Reproduce every line of the data below verbatim, leaving out the pictures.

####################

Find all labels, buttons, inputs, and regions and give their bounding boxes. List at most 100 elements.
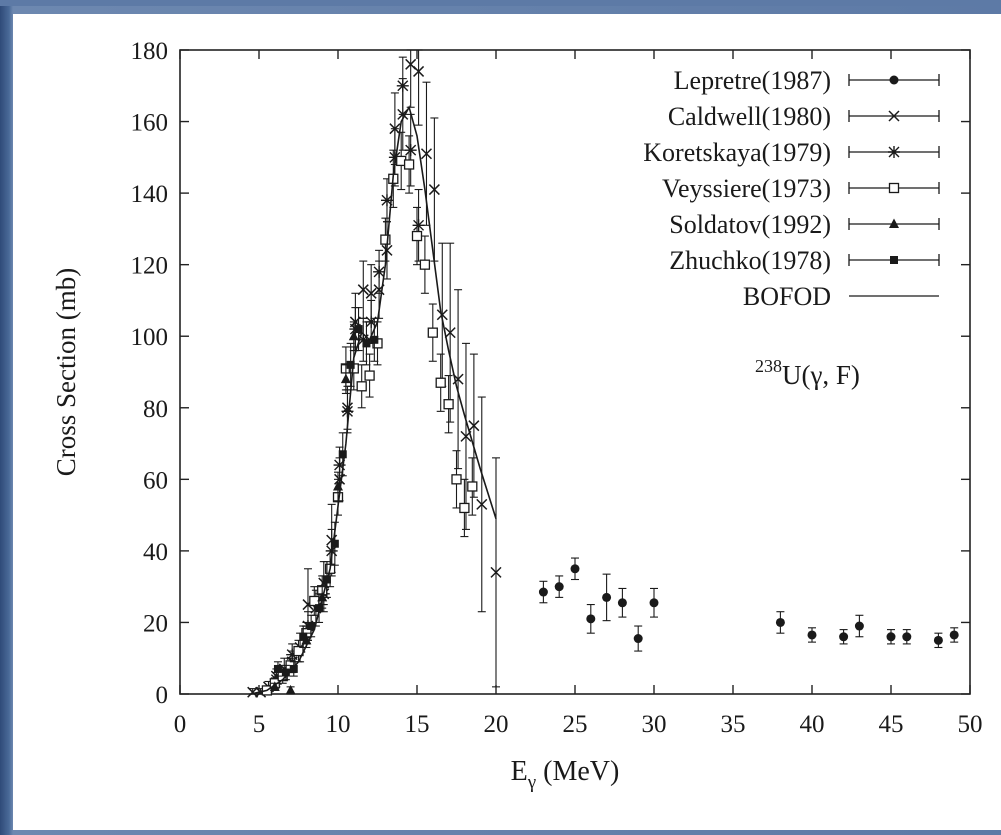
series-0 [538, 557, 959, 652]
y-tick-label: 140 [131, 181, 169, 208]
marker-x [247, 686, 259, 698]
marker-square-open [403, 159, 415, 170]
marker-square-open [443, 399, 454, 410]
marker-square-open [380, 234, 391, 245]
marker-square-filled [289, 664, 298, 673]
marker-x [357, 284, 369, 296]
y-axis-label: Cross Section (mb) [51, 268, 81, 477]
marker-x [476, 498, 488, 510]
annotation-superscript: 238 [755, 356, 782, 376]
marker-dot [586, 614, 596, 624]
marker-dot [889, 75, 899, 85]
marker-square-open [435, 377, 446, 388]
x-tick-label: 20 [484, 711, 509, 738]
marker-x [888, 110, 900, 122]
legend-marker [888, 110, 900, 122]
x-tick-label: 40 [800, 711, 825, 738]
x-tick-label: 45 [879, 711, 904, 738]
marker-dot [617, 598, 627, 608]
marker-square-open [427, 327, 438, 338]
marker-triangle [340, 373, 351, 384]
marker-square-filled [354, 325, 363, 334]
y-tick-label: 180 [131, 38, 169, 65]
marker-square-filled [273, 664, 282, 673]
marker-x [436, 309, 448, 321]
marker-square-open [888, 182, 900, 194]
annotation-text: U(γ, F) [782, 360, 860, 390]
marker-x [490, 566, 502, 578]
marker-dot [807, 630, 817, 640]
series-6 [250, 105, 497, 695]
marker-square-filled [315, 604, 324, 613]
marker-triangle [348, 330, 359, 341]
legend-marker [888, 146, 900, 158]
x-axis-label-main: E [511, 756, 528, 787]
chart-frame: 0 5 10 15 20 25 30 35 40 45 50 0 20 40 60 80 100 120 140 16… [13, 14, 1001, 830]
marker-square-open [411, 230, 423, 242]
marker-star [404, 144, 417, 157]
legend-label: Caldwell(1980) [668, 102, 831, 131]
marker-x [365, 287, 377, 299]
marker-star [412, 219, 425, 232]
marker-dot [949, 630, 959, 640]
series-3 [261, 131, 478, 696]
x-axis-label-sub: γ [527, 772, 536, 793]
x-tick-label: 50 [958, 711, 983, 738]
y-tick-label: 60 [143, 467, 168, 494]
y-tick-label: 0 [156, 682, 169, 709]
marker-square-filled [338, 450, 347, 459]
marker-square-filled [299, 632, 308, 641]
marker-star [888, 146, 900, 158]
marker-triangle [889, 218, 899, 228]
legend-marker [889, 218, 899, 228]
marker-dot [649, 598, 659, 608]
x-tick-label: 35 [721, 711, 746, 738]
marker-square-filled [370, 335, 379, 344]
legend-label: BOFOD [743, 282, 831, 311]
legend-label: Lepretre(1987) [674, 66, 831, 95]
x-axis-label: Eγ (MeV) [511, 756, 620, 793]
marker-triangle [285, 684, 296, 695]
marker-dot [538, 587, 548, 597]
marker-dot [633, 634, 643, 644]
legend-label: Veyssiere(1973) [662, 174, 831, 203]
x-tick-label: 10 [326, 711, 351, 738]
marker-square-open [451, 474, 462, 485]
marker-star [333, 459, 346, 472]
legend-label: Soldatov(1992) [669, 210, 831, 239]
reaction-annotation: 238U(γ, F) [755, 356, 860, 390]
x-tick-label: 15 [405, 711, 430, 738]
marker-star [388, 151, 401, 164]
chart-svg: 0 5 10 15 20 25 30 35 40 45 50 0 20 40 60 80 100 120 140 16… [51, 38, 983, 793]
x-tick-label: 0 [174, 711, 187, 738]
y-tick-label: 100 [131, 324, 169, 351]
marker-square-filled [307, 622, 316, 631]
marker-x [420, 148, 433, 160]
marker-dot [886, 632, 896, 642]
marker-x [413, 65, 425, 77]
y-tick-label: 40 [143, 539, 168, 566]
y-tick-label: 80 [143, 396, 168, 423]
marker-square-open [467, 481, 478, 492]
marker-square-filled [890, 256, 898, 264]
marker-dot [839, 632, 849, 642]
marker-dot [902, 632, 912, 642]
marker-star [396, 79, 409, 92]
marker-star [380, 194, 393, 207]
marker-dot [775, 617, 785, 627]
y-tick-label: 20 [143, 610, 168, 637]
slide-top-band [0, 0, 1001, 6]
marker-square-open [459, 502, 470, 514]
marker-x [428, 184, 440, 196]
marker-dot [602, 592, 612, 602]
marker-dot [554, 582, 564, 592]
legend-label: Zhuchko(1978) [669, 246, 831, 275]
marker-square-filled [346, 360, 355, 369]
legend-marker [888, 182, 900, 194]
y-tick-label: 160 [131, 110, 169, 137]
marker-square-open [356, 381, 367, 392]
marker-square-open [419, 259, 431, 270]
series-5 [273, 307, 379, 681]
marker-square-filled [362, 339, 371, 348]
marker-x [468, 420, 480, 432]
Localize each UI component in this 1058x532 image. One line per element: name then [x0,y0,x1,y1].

####################

== OUTPUT ==
Find all labels, buttons, inputs, and regions and give their bounding boxes. List at most 100 elements.
series-0 [538, 557, 959, 652]
y-tick-label: 140 [131, 181, 169, 208]
marker-x [247, 686, 259, 698]
marker-square-open [403, 159, 415, 170]
marker-square-open [443, 399, 454, 410]
marker-square-open [380, 234, 391, 245]
marker-square-filled [289, 664, 298, 673]
marker-x [357, 284, 369, 296]
y-axis-label: Cross Section (mb) [51, 268, 81, 477]
marker-x [476, 498, 488, 510]
annotation-superscript: 238 [755, 356, 782, 376]
marker-dot [586, 614, 596, 624]
marker-dot [889, 75, 899, 85]
marker-square-open [435, 377, 446, 388]
x-tick-label: 20 [484, 711, 509, 738]
marker-x [888, 110, 900, 122]
legend-marker [888, 110, 900, 122]
x-tick-label: 40 [800, 711, 825, 738]
x-tick-label: 45 [879, 711, 904, 738]
marker-dot [617, 598, 627, 608]
marker-square-open [427, 327, 438, 338]
marker-triangle [340, 373, 351, 384]
marker-square-filled [354, 325, 363, 334]
y-tick-label: 180 [131, 38, 169, 65]
marker-square-filled [273, 664, 282, 673]
marker-x [436, 309, 448, 321]
marker-square-open [888, 182, 900, 194]
annotation-text: U(γ, F) [782, 360, 860, 390]
marker-x [490, 566, 502, 578]
marker-dot [807, 630, 817, 640]
series-6 [250, 105, 497, 695]
marker-square-filled [315, 604, 324, 613]
marker-triangle [348, 330, 359, 341]
legend-marker [888, 146, 900, 158]
x-axis-label-main: E [511, 756, 528, 787]
chart-frame: 0 5 10 15 20 25 30 35 40 45 50 0 20 40 60 80 100 120 140 16… [13, 14, 1001, 830]
marker-square-open [411, 230, 423, 242]
marker-star [404, 144, 417, 157]
legend-label: Caldwell(1980) [668, 102, 831, 131]
marker-x [365, 287, 377, 299]
marker-star [412, 219, 425, 232]
marker-dot [949, 630, 959, 640]
series-3 [261, 131, 478, 696]
x-axis-label-sub: γ [527, 772, 536, 793]
x-tick-label: 50 [958, 711, 983, 738]
y-tick-label: 60 [143, 467, 168, 494]
y-tick-label: 0 [156, 682, 169, 709]
marker-square-filled [338, 450, 347, 459]
marker-square-filled [299, 632, 308, 641]
marker-star [888, 146, 900, 158]
marker-triangle [889, 218, 899, 228]
legend-marker [889, 218, 899, 228]
marker-dot [649, 598, 659, 608]
x-tick-label: 35 [721, 711, 746, 738]
marker-square-filled [370, 335, 379, 344]
legend-label: BOFOD [743, 282, 831, 311]
legend-label: Lepretre(1987) [674, 66, 831, 95]
x-axis-label: Eγ (MeV) [511, 756, 620, 793]
marker-triangle [285, 684, 296, 695]
marker-dot [538, 587, 548, 597]
marker-dot [633, 634, 643, 644]
legend-label: Veyssiere(1973) [662, 174, 831, 203]
x-tick-label: 10 [326, 711, 351, 738]
marker-square-open [451, 474, 462, 485]
marker-star [333, 459, 346, 472]
legend-label: Soldatov(1992) [669, 210, 831, 239]
reaction-annotation: 238U(γ, F) [755, 356, 860, 390]
x-tick-label: 15 [405, 711, 430, 738]
marker-star [388, 151, 401, 164]
chart-svg: 0 5 10 15 20 25 30 35 40 45 50 0 20 40 60 80 100 120 140 16… [51, 38, 983, 793]
x-tick-label: 0 [174, 711, 187, 738]
y-tick-label: 100 [131, 324, 169, 351]
marker-square-filled [307, 622, 316, 631]
marker-x [420, 148, 433, 160]
marker-dot [886, 632, 896, 642]
marker-x [413, 65, 425, 77]
y-tick-label: 40 [143, 539, 168, 566]
y-tick-label: 80 [143, 396, 168, 423]
marker-square-open [467, 481, 478, 492]
marker-square-filled [890, 256, 898, 264]
marker-dot [839, 632, 849, 642]
marker-dot [902, 632, 912, 642]
marker-star [396, 79, 409, 92]
marker-star [380, 194, 393, 207]
marker-dot [775, 617, 785, 627]
y-tick-label: 20 [143, 610, 168, 637]
slide-top-band [0, 0, 1001, 6]
marker-square-open [459, 502, 470, 514]
marker-x [428, 184, 440, 196]
marker-dot [602, 592, 612, 602]
marker-dot [554, 582, 564, 592]
legend-label: Zhuchko(1978) [669, 246, 831, 275]
marker-square-filled [346, 360, 355, 369]
legend-marker [888, 182, 900, 194]
y-tick-label: 160 [131, 110, 169, 137]
marker-square-open [356, 381, 367, 392]
marker-square-open [419, 259, 431, 270]
series-5 [273, 307, 379, 681]
marker-square-filled [362, 339, 371, 348]
marker-x [468, 420, 480, 432]
Localize each UI component in this 1058x532 image. One line per element: name then [x0,y0,x1,y1].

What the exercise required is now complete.